§ What to work on
Reading the listing below, count the lines that contain the word "Water" and give that count alone.

§ Dataset entries on figures
## start

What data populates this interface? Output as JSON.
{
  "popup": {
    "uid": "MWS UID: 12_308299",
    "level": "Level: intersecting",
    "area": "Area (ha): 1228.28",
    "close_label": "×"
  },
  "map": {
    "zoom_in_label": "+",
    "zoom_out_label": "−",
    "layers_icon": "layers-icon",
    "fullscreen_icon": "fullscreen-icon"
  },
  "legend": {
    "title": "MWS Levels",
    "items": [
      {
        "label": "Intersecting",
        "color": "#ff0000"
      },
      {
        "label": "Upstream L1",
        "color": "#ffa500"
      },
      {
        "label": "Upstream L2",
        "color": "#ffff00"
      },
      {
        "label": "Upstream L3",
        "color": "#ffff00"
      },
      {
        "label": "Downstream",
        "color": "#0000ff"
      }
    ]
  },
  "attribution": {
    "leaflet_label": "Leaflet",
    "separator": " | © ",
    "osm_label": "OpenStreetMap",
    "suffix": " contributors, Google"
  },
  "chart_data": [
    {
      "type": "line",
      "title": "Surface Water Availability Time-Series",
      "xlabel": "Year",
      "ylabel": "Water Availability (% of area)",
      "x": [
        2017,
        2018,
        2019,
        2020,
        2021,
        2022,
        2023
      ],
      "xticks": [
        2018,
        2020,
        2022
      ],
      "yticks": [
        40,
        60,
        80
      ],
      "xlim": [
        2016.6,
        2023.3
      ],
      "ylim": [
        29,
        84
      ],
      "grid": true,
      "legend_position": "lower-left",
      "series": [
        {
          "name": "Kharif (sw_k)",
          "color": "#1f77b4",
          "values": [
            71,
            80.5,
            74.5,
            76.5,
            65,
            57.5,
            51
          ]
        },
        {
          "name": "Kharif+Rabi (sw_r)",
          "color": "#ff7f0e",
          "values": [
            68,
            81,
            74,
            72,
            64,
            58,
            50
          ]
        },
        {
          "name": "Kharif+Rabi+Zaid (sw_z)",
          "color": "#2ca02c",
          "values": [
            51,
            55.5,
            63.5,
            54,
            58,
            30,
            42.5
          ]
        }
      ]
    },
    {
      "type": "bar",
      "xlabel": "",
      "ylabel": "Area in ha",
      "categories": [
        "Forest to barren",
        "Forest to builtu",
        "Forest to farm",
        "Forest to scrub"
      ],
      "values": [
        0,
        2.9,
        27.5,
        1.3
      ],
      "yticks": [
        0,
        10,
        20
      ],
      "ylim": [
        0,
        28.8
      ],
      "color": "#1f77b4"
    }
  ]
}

## end

§ Response below
2